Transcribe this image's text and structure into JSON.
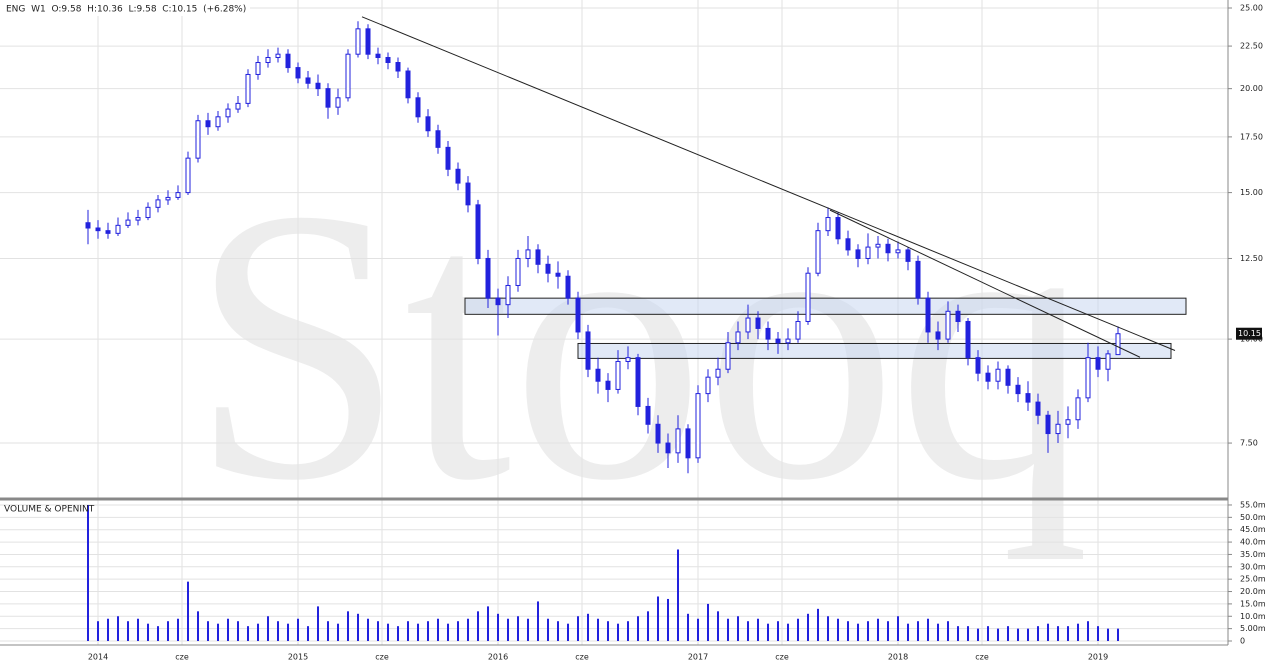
{
  "chart_data": {
    "type": "candlestick",
    "legend_text": "ENG  W1  O:9.58  H:10.36  L:9.58  C:10.15  (+6.28%)",
    "watermark": "Stooq",
    "volume_title": "VOLUME & OPENINT",
    "color": "#2222dd",
    "log_scale": true,
    "grid": true,
    "xlim": [
      2013.51,
      2019.65
    ],
    "xticks": [
      2014,
      {
        "value": 2014.42,
        "label": "cze"
      },
      2015,
      {
        "value": 2015.42,
        "label": "cze"
      },
      2016,
      {
        "value": 2016.42,
        "label": "cze"
      },
      2017,
      {
        "value": 2017.42,
        "label": "cze"
      },
      2018,
      {
        "value": 2018.42,
        "label": "cze"
      },
      2019
    ],
    "ylim": [
      6.46,
      25.56
    ],
    "yticks": [
      {
        "value": 7.5,
        "label": "7.50"
      },
      {
        "value": 10,
        "label": "10.00"
      },
      {
        "value": 12.5,
        "label": "12.50"
      },
      {
        "value": 15,
        "label": "15.00"
      },
      {
        "value": 17.5,
        "label": "17.50"
      },
      {
        "value": 20,
        "label": "20.00"
      },
      {
        "value": 22.5,
        "label": "22.50"
      },
      {
        "value": 25,
        "label": "25.00"
      }
    ],
    "volume_ylim": [
      0,
      56
    ],
    "volume_yticks": [
      0,
      {
        "value": 5,
        "label": "5.00m"
      },
      {
        "value": 10,
        "label": "10.0m"
      },
      {
        "value": 15,
        "label": "15.0m"
      },
      {
        "value": 20,
        "label": "20.0m"
      },
      {
        "value": 25,
        "label": "25.0m"
      },
      {
        "value": 30,
        "label": "30.0m"
      },
      {
        "value": 35,
        "label": "35.0m"
      },
      {
        "value": 40,
        "label": "40.0m"
      },
      {
        "value": 45,
        "label": "45.0m"
      },
      {
        "value": 50,
        "label": "50.0m"
      },
      {
        "value": 55,
        "label": "55.0m"
      }
    ],
    "trendlines": [
      [
        2015.32,
        24.4,
        2019.385,
        9.69
      ],
      [
        2017.66,
        14.29,
        2019.21,
        9.51
      ]
    ],
    "zones": [
      [
        2015.835,
        11.2,
        2019.44,
        10.71
      ],
      [
        2016.4,
        9.88,
        2019.365,
        9.48
      ]
    ],
    "candles": [
      [
        2013.95,
        13.8,
        14.3,
        13.0,
        13.6
      ],
      [
        2014.0,
        13.6,
        13.9,
        13.2,
        13.5
      ],
      [
        2014.05,
        13.5,
        13.8,
        13.2,
        13.4
      ],
      [
        2014.1,
        13.4,
        14.0,
        13.3,
        13.7
      ],
      [
        2014.15,
        13.7,
        14.2,
        13.6,
        13.9
      ],
      [
        2014.2,
        13.9,
        14.3,
        13.7,
        14.0
      ],
      [
        2014.25,
        14.0,
        14.6,
        13.9,
        14.4
      ],
      [
        2014.3,
        14.4,
        14.9,
        14.2,
        14.7
      ],
      [
        2014.35,
        14.7,
        15.1,
        14.5,
        14.8
      ],
      [
        2014.4,
        14.8,
        15.3,
        14.7,
        15.0
      ],
      [
        2014.45,
        15.0,
        16.8,
        14.9,
        16.5
      ],
      [
        2014.5,
        16.5,
        18.6,
        16.3,
        18.3
      ],
      [
        2014.55,
        18.3,
        18.7,
        17.6,
        18.0
      ],
      [
        2014.6,
        18.0,
        18.8,
        17.8,
        18.5
      ],
      [
        2014.65,
        18.5,
        19.2,
        18.2,
        18.9
      ],
      [
        2014.7,
        18.9,
        19.6,
        18.7,
        19.2
      ],
      [
        2014.75,
        19.2,
        21.1,
        19.0,
        20.8
      ],
      [
        2014.8,
        20.8,
        21.9,
        20.5,
        21.5
      ],
      [
        2014.85,
        21.5,
        22.3,
        21.2,
        21.8
      ],
      [
        2014.9,
        21.8,
        22.4,
        21.5,
        22.0
      ],
      [
        2014.95,
        22.0,
        22.3,
        20.9,
        21.2
      ],
      [
        2015.0,
        21.2,
        21.5,
        20.3,
        20.6
      ],
      [
        2015.05,
        20.6,
        21.0,
        20.0,
        20.3
      ],
      [
        2015.1,
        20.3,
        20.8,
        19.6,
        20.0
      ],
      [
        2015.15,
        20.0,
        20.3,
        18.4,
        19.0
      ],
      [
        2015.2,
        19.0,
        20.0,
        18.6,
        19.5
      ],
      [
        2015.25,
        19.5,
        22.3,
        19.3,
        22.0
      ],
      [
        2015.3,
        22.0,
        24.1,
        21.8,
        23.6
      ],
      [
        2015.35,
        23.6,
        23.9,
        21.7,
        22.0
      ],
      [
        2015.4,
        22.0,
        22.4,
        21.4,
        21.8
      ],
      [
        2015.45,
        21.8,
        22.1,
        21.1,
        21.5
      ],
      [
        2015.5,
        21.5,
        21.8,
        20.6,
        21.0
      ],
      [
        2015.55,
        21.0,
        21.2,
        19.2,
        19.5
      ],
      [
        2015.6,
        19.5,
        19.8,
        18.2,
        18.5
      ],
      [
        2015.65,
        18.5,
        18.9,
        17.5,
        17.8
      ],
      [
        2015.7,
        17.8,
        18.1,
        16.7,
        17.0
      ],
      [
        2015.75,
        17.0,
        17.3,
        15.7,
        16.0
      ],
      [
        2015.8,
        16.0,
        16.3,
        15.1,
        15.4
      ],
      [
        2015.85,
        15.4,
        15.7,
        14.2,
        14.5
      ],
      [
        2015.9,
        14.5,
        14.7,
        12.3,
        12.5
      ],
      [
        2015.95,
        12.5,
        12.8,
        10.9,
        11.2
      ],
      [
        2016.0,
        11.2,
        11.5,
        10.1,
        11.0
      ],
      [
        2016.05,
        11.0,
        11.9,
        10.6,
        11.6
      ],
      [
        2016.1,
        11.6,
        12.8,
        11.4,
        12.5
      ],
      [
        2016.15,
        12.5,
        13.3,
        12.2,
        12.8
      ],
      [
        2016.2,
        12.8,
        13.0,
        12.0,
        12.3
      ],
      [
        2016.25,
        12.3,
        12.6,
        11.7,
        12.0
      ],
      [
        2016.3,
        12.0,
        12.4,
        11.5,
        11.9
      ],
      [
        2016.35,
        11.9,
        12.1,
        11.0,
        11.2
      ],
      [
        2016.4,
        11.2,
        11.4,
        10.0,
        10.2
      ],
      [
        2016.45,
        10.2,
        10.4,
        9.0,
        9.2
      ],
      [
        2016.5,
        9.2,
        9.5,
        8.6,
        8.9
      ],
      [
        2016.55,
        8.9,
        9.1,
        8.4,
        8.7
      ],
      [
        2016.6,
        8.7,
        9.7,
        8.6,
        9.4
      ],
      [
        2016.65,
        9.4,
        9.8,
        9.2,
        9.5
      ],
      [
        2016.7,
        9.5,
        9.6,
        8.1,
        8.3
      ],
      [
        2016.75,
        8.3,
        8.5,
        7.7,
        7.9
      ],
      [
        2016.8,
        7.9,
        8.1,
        7.3,
        7.5
      ],
      [
        2016.85,
        7.5,
        7.7,
        7.0,
        7.3
      ],
      [
        2016.9,
        7.3,
        8.1,
        7.1,
        7.8
      ],
      [
        2016.95,
        7.8,
        7.9,
        6.9,
        7.2
      ],
      [
        2017.0,
        7.2,
        8.8,
        7.1,
        8.6
      ],
      [
        2017.05,
        8.6,
        9.2,
        8.4,
        9.0
      ],
      [
        2017.1,
        9.0,
        9.5,
        8.8,
        9.2
      ],
      [
        2017.15,
        9.2,
        10.2,
        9.1,
        9.9
      ],
      [
        2017.2,
        9.9,
        10.5,
        9.7,
        10.2
      ],
      [
        2017.25,
        10.2,
        11.0,
        10.0,
        10.6
      ],
      [
        2017.3,
        10.6,
        10.8,
        10.0,
        10.3
      ],
      [
        2017.35,
        10.3,
        10.5,
        9.7,
        10.0
      ],
      [
        2017.4,
        10.0,
        10.2,
        9.6,
        9.9
      ],
      [
        2017.45,
        9.9,
        10.3,
        9.7,
        10.0
      ],
      [
        2017.5,
        10.0,
        10.8,
        9.9,
        10.5
      ],
      [
        2017.55,
        10.5,
        12.2,
        10.4,
        12.0
      ],
      [
        2017.6,
        12.0,
        13.8,
        11.9,
        13.5
      ],
      [
        2017.65,
        13.5,
        14.4,
        13.3,
        14.0
      ],
      [
        2017.7,
        14.0,
        14.2,
        13.0,
        13.2
      ],
      [
        2017.75,
        13.2,
        13.5,
        12.6,
        12.8
      ],
      [
        2017.8,
        12.8,
        13.0,
        12.2,
        12.5
      ],
      [
        2017.85,
        12.5,
        13.4,
        12.3,
        12.9
      ],
      [
        2017.9,
        12.9,
        13.3,
        12.5,
        13.0
      ],
      [
        2017.95,
        13.0,
        13.2,
        12.4,
        12.7
      ],
      [
        2018.0,
        12.7,
        13.1,
        12.5,
        12.8
      ],
      [
        2018.05,
        12.8,
        12.9,
        12.1,
        12.4
      ],
      [
        2018.1,
        12.4,
        12.6,
        11.0,
        11.2
      ],
      [
        2018.15,
        11.2,
        11.4,
        9.9,
        10.2
      ],
      [
        2018.2,
        10.2,
        10.5,
        9.7,
        10.0
      ],
      [
        2018.25,
        10.0,
        11.1,
        9.9,
        10.8
      ],
      [
        2018.3,
        10.8,
        11.0,
        10.2,
        10.5
      ],
      [
        2018.35,
        10.5,
        10.6,
        9.3,
        9.5
      ],
      [
        2018.4,
        9.5,
        9.7,
        8.9,
        9.1
      ],
      [
        2018.45,
        9.1,
        9.3,
        8.7,
        8.9
      ],
      [
        2018.5,
        8.9,
        9.4,
        8.7,
        9.2
      ],
      [
        2018.55,
        9.2,
        9.3,
        8.6,
        8.8
      ],
      [
        2018.6,
        8.8,
        9.0,
        8.4,
        8.6
      ],
      [
        2018.65,
        8.6,
        8.9,
        8.2,
        8.4
      ],
      [
        2018.7,
        8.4,
        8.6,
        7.9,
        8.1
      ],
      [
        2018.75,
        8.1,
        8.2,
        7.3,
        7.7
      ],
      [
        2018.8,
        7.7,
        8.2,
        7.5,
        7.9
      ],
      [
        2018.85,
        7.9,
        8.3,
        7.6,
        8.0
      ],
      [
        2018.9,
        8.0,
        8.7,
        7.8,
        8.5
      ],
      [
        2018.95,
        8.5,
        9.9,
        8.4,
        9.5
      ],
      [
        2019.0,
        9.5,
        9.8,
        9.0,
        9.2
      ],
      [
        2019.05,
        9.2,
        9.7,
        8.9,
        9.6
      ],
      [
        2019.1,
        9.58,
        10.36,
        9.58,
        10.15
      ]
    ],
    "volume": [
      55,
      8,
      9,
      10,
      8,
      9,
      7,
      6,
      8,
      9,
      24,
      12,
      8,
      7,
      9,
      8,
      6,
      7,
      10,
      8,
      7,
      9,
      6,
      14,
      8,
      7,
      12,
      11,
      9,
      8,
      7,
      6,
      8,
      7,
      8,
      9,
      7,
      8,
      9,
      12,
      14,
      11,
      9,
      10,
      9,
      16,
      9,
      8,
      7,
      10,
      11,
      9,
      8,
      7,
      8,
      10,
      12,
      18,
      17,
      37,
      11,
      9,
      15,
      12,
      9,
      10,
      8,
      9,
      7,
      8,
      7,
      9,
      11,
      13,
      10,
      9,
      8,
      7,
      8,
      9,
      8,
      10,
      7,
      8,
      9,
      7,
      8,
      6,
      6,
      5,
      6,
      5,
      6,
      5,
      5,
      6,
      7,
      6,
      6,
      7,
      8,
      6,
      5,
      5
    ]
  }
}
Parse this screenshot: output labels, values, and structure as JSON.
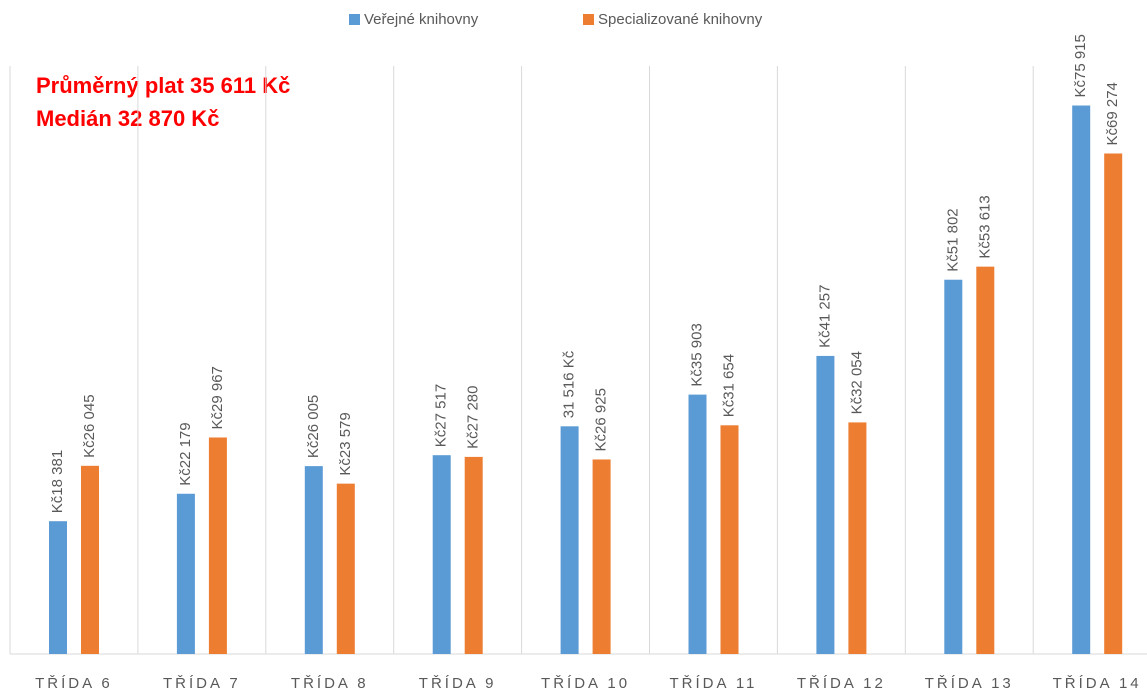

* Given request *
Isolate the lines that hold the word "this" and copy all of them.

* Complete output *
Transcribe this image's text and structure into JSON.
Parse this screenshot: output labels, values, and structure as JSON.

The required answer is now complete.